#### PROVIDED DATA ####
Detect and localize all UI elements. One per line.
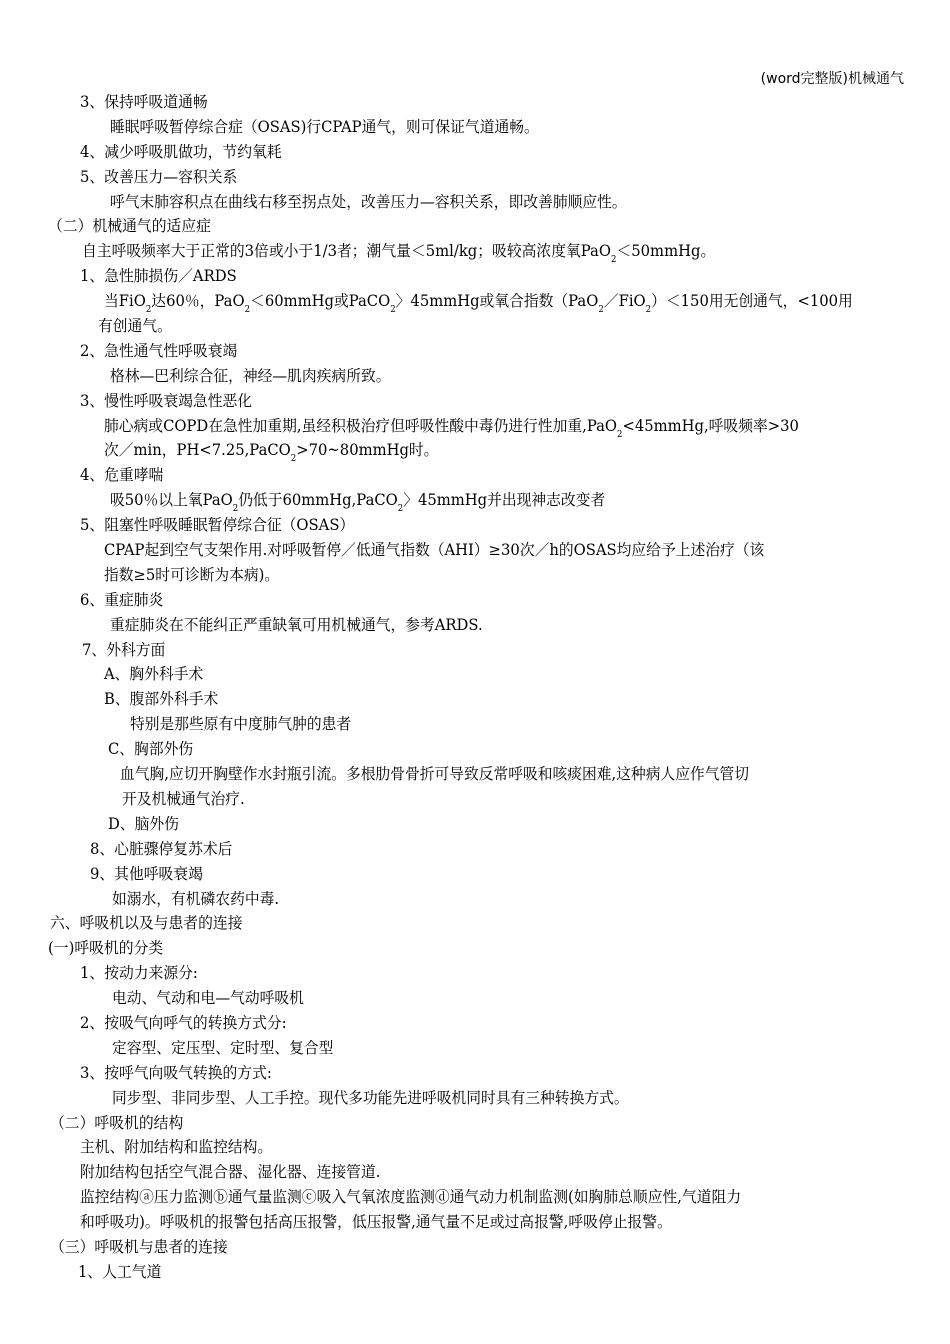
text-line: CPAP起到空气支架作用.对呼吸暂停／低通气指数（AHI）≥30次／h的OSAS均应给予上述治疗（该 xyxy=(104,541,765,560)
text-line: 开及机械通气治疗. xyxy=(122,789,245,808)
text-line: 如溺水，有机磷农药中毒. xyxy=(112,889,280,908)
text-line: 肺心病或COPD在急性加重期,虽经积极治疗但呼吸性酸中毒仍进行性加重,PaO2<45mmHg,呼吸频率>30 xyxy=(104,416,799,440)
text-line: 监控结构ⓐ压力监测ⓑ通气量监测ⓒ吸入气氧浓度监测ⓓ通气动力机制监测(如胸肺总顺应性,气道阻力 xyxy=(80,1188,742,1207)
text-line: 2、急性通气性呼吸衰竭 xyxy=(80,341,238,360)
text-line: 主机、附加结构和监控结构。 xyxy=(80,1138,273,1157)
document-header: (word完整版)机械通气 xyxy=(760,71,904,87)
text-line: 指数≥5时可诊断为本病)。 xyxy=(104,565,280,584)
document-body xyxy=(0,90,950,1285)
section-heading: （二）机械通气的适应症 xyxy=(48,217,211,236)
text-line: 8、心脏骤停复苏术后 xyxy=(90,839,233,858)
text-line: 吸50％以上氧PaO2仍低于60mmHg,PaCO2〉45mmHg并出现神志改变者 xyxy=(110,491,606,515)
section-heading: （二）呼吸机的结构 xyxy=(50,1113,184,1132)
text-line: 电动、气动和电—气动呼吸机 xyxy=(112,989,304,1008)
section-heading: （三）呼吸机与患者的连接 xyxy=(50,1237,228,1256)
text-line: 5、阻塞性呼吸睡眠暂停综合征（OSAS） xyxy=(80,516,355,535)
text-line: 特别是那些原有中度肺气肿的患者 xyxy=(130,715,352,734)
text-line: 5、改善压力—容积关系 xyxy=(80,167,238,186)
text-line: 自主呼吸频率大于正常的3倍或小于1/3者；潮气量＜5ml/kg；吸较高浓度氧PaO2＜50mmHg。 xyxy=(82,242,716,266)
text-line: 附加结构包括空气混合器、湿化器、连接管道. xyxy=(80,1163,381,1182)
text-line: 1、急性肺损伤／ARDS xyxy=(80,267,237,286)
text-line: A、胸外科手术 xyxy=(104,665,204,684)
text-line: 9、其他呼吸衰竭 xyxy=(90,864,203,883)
####
**GIVEN PROBLEM:**
Rewrite the rows above, replacing every occurrence of "section-heading" with "heading" and leaving everything else unchanged. Omit the pictures from the output.

**OUTPUT:**
Detect and localize all UI elements. One per line.
text-line: CPAP起到空气支架作用.对呼吸暂停／低通气指数（AHI）≥30次／h的OSAS均应给予上述治疗（该 xyxy=(104,541,765,560)
text-line: 开及机械通气治疗. xyxy=(122,789,245,808)
text-line: 如溺水，有机磷农药中毒. xyxy=(112,889,280,908)
text-line: 肺心病或COPD在急性加重期,虽经积极治疗但呼吸性酸中毒仍进行性加重,PaO2<45mmHg,呼吸频率>30 xyxy=(104,416,799,440)
text-line: 监控结构ⓐ压力监测ⓑ通气量监测ⓒ吸入气氧浓度监测ⓓ通气动力机制监测(如胸肺总顺应性,气道阻力 xyxy=(80,1188,742,1207)
text-line: 2、急性通气性呼吸衰竭 xyxy=(80,341,238,360)
text-line: 主机、附加结构和监控结构。 xyxy=(80,1138,273,1157)
document-header: (word完整版)机械通气 xyxy=(760,71,904,87)
text-line: 指数≥5时可诊断为本病)。 xyxy=(104,565,280,584)
document-body xyxy=(0,90,950,1285)
heading: （二）机械通气的适应症 xyxy=(48,217,211,236)
text-line: 8、心脏骤停复苏术后 xyxy=(90,839,233,858)
text-line: 吸50％以上氧PaO2仍低于60mmHg,PaCO2〉45mmHg并出现神志改变者 xyxy=(110,491,606,515)
heading: （二）呼吸机的结构 xyxy=(50,1113,184,1132)
text-line: 电动、气动和电—气动呼吸机 xyxy=(112,989,304,1008)
heading: （三）呼吸机与患者的连接 xyxy=(50,1237,228,1256)
text-line: 5、阻塞性呼吸睡眠暂停综合征（OSAS） xyxy=(80,516,355,535)
text-line: 特别是那些原有中度肺气肿的患者 xyxy=(130,715,352,734)
text-line: 5、改善压力—容积关系 xyxy=(80,167,238,186)
text-line: 自主呼吸频率大于正常的3倍或小于1/3者；潮气量＜5ml/kg；吸较高浓度氧PaO2＜50mmHg。 xyxy=(82,242,716,266)
text-line: 附加结构包括空气混合器、湿化器、连接管道. xyxy=(80,1163,381,1182)
text-line: 1、急性肺损伤／ARDS xyxy=(80,267,237,286)
text-line: A、胸外科手术 xyxy=(104,665,204,684)
text-line: 9、其他呼吸衰竭 xyxy=(90,864,203,883)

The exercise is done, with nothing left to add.